What is needed
Look through the lines below and extract each one that contains "上周ICSC".

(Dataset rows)
########################################
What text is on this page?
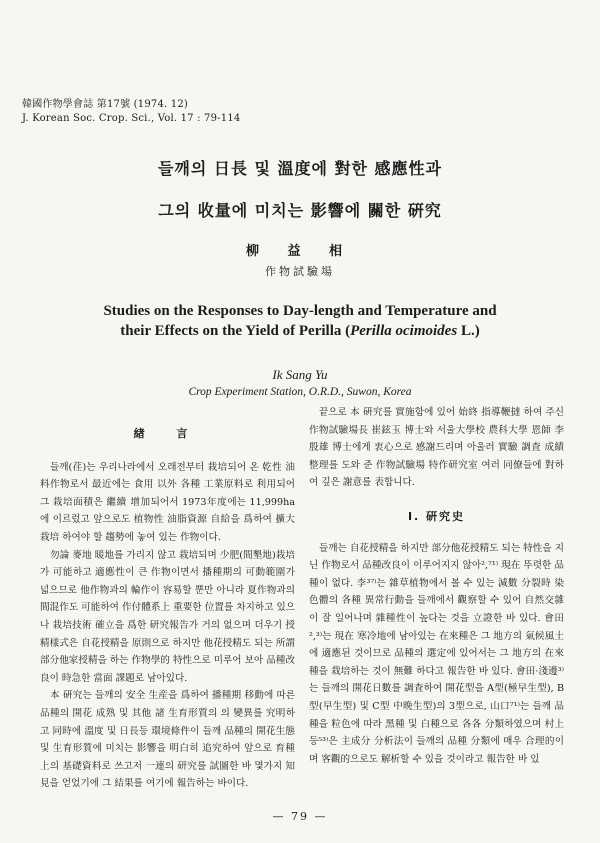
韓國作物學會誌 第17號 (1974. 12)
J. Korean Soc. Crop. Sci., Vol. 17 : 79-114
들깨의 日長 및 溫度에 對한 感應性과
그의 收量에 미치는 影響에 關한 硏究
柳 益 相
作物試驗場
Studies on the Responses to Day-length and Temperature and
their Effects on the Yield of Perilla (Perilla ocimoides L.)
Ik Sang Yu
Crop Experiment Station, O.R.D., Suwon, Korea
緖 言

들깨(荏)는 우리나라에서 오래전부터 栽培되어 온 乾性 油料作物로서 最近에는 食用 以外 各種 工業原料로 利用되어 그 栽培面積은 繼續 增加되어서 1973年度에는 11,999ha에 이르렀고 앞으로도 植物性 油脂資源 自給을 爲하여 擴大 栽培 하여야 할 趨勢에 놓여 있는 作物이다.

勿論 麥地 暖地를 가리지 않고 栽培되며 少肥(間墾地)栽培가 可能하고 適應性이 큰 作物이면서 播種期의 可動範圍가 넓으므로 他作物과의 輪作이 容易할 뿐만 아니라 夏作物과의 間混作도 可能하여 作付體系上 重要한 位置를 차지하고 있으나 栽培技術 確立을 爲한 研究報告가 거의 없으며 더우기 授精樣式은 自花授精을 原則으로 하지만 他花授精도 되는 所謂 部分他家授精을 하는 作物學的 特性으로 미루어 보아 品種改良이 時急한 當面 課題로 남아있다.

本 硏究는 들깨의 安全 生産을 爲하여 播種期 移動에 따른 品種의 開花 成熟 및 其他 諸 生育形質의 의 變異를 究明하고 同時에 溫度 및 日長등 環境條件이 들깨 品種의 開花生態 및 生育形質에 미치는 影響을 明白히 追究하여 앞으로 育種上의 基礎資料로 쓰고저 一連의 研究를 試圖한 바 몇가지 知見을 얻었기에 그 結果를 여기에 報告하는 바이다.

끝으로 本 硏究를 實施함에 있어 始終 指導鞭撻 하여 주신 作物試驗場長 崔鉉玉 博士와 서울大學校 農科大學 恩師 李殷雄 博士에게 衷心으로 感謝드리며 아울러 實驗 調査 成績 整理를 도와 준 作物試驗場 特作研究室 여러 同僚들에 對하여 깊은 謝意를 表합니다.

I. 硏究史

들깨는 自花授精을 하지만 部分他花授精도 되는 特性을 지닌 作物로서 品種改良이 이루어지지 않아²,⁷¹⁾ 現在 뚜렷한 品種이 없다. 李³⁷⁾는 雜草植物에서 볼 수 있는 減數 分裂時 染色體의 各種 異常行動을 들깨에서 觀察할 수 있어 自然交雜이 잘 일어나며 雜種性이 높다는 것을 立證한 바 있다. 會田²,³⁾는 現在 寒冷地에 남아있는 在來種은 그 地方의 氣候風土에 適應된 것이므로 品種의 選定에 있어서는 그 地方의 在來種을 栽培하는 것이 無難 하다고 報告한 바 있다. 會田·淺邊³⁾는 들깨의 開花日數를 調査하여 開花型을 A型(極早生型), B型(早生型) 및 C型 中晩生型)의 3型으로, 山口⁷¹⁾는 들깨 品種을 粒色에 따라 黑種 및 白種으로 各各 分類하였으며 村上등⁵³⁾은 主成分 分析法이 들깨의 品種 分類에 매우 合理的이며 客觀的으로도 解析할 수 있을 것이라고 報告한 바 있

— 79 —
########################################
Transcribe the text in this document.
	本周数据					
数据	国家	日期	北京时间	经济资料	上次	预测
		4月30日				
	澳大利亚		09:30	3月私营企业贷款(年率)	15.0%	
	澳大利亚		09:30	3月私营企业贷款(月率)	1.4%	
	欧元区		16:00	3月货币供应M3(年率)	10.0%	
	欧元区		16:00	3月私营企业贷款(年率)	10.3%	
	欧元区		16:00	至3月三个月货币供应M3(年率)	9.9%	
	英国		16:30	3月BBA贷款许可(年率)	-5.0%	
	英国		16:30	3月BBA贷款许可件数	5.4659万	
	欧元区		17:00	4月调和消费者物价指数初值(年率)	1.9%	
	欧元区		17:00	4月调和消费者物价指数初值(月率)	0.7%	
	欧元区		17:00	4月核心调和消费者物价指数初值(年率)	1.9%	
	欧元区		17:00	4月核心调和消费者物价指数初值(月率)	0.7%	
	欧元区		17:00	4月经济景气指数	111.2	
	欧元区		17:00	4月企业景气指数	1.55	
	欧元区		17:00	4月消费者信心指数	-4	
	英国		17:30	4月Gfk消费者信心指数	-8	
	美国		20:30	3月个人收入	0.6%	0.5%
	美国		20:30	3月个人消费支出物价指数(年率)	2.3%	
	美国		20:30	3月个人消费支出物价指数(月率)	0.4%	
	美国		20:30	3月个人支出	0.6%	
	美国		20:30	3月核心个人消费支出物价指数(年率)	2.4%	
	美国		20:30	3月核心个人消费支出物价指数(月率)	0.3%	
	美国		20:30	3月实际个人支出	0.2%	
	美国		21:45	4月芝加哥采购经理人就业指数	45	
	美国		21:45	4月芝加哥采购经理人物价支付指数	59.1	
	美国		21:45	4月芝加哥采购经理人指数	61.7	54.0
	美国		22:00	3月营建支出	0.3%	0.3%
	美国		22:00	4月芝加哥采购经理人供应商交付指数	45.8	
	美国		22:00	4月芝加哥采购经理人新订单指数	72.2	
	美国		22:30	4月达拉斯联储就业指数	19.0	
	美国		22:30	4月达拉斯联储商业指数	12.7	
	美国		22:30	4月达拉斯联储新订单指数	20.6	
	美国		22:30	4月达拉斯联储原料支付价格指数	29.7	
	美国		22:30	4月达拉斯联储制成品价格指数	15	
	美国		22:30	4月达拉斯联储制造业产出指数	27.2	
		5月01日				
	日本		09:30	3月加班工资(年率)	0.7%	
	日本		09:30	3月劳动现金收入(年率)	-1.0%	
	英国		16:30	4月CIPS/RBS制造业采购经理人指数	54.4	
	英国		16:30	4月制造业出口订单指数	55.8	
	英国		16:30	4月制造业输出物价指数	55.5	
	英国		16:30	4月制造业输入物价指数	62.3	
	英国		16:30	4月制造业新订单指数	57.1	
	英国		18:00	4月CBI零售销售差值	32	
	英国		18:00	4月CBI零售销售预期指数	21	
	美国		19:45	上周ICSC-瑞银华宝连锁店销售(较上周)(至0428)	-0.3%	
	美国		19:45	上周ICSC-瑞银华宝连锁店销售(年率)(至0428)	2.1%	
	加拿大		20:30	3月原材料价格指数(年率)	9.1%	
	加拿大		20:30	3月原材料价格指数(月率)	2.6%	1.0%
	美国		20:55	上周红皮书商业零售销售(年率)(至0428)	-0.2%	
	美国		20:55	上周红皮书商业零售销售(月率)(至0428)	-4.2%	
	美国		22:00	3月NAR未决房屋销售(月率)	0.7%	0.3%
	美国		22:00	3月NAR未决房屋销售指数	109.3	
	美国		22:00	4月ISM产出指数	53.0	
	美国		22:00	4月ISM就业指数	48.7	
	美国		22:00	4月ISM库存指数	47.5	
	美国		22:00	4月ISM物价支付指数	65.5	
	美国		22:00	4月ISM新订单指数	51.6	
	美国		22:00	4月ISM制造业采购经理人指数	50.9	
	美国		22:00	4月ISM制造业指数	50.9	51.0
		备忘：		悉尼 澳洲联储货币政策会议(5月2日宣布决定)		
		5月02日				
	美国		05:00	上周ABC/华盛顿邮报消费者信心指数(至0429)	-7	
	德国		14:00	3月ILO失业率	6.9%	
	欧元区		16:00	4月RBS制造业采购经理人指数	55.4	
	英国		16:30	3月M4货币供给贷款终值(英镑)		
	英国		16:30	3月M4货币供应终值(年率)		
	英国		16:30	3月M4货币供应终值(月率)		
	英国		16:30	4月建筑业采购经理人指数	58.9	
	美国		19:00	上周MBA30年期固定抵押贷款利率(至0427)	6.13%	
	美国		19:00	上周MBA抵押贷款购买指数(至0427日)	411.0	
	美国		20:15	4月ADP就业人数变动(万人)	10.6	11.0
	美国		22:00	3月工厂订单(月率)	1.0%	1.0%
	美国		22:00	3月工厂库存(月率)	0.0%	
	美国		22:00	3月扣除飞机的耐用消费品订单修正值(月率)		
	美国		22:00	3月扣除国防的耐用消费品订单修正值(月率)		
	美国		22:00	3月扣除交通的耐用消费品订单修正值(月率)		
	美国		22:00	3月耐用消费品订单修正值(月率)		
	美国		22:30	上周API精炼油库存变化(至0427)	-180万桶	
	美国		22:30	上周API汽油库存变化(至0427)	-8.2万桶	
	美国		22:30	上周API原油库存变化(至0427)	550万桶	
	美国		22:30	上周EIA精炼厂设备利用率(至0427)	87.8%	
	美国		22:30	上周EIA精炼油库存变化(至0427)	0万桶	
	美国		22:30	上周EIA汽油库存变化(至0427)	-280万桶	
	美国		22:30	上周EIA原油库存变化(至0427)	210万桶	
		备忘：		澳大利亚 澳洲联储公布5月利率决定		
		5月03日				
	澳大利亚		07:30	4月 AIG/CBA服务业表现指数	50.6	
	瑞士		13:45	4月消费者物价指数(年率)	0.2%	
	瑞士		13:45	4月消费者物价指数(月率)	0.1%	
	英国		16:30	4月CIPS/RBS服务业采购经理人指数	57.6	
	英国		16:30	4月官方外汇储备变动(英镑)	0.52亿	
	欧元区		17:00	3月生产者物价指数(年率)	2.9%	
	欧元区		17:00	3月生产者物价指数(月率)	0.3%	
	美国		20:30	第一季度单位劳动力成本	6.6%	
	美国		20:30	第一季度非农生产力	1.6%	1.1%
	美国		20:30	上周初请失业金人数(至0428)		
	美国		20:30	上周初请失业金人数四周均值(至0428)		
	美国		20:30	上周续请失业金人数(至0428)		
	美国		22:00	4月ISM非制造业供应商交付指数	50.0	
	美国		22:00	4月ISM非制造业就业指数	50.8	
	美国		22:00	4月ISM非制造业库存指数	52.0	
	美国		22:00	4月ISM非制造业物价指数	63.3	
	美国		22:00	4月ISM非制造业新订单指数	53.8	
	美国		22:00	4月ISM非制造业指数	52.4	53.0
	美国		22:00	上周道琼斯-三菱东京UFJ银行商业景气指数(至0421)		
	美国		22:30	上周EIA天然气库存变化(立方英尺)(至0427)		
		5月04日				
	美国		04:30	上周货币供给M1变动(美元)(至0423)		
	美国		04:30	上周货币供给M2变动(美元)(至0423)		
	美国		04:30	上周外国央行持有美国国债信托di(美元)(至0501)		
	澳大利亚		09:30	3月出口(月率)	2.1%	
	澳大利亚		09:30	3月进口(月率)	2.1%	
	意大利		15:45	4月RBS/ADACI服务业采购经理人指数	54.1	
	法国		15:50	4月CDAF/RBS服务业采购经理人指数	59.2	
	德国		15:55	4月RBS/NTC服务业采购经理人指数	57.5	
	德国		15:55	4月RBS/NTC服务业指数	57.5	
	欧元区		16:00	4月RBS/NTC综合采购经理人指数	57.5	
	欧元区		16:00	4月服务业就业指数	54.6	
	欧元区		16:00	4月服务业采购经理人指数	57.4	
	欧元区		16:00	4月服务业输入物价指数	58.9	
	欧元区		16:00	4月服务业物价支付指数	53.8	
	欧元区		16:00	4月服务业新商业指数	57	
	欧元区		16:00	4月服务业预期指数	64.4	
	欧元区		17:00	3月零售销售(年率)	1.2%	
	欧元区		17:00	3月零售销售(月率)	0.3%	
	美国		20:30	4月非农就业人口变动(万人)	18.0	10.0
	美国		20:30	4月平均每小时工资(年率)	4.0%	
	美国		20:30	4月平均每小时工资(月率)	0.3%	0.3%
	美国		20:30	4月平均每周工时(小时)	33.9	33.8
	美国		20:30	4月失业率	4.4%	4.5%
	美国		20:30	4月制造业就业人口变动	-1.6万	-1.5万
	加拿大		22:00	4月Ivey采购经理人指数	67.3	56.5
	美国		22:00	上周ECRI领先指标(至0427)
########################################
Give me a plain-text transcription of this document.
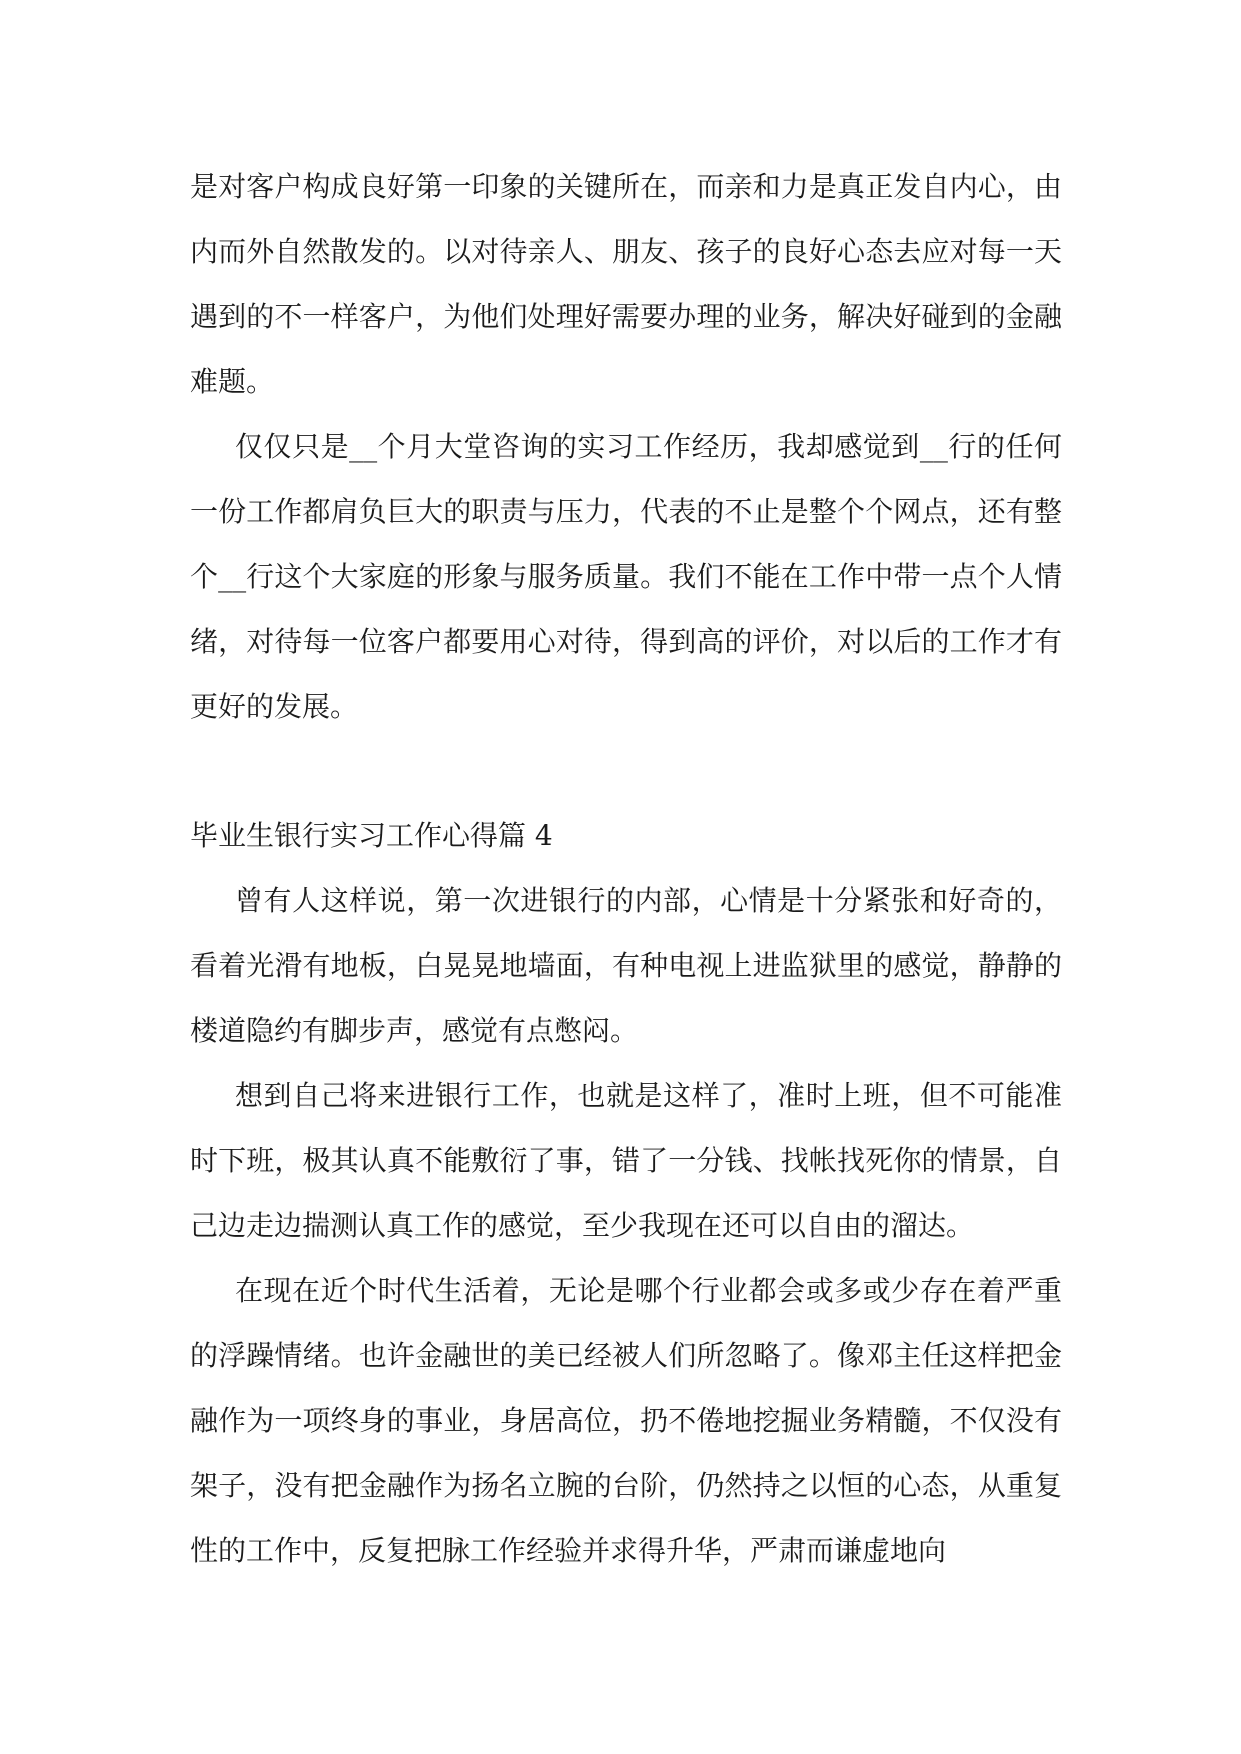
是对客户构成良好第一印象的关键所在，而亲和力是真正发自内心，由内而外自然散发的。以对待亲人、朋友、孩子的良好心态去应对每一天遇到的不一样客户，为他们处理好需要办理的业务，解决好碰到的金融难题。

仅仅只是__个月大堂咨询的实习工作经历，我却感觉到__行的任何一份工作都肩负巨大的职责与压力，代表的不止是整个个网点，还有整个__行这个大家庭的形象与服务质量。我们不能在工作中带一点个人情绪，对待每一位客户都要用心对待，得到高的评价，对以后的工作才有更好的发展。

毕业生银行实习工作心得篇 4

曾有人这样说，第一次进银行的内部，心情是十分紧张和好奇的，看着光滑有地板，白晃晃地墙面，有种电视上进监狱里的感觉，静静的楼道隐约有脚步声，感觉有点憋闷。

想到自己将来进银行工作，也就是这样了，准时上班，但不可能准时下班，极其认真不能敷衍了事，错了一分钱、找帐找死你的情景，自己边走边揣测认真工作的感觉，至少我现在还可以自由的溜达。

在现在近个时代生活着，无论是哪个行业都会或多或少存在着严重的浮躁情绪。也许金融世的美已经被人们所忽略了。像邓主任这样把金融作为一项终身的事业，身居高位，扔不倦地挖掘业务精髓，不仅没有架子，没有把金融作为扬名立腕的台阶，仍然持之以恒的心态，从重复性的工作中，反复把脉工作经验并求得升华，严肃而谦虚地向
########################################
Full solution
	美国		19:45	上周ICSC-瑞银华宝连锁店销售(较上周)(至0428)	-0.3%	
	美国		19:45	上周ICSC-瑞银华宝连锁店销售(年率)(至0428)	2.1%	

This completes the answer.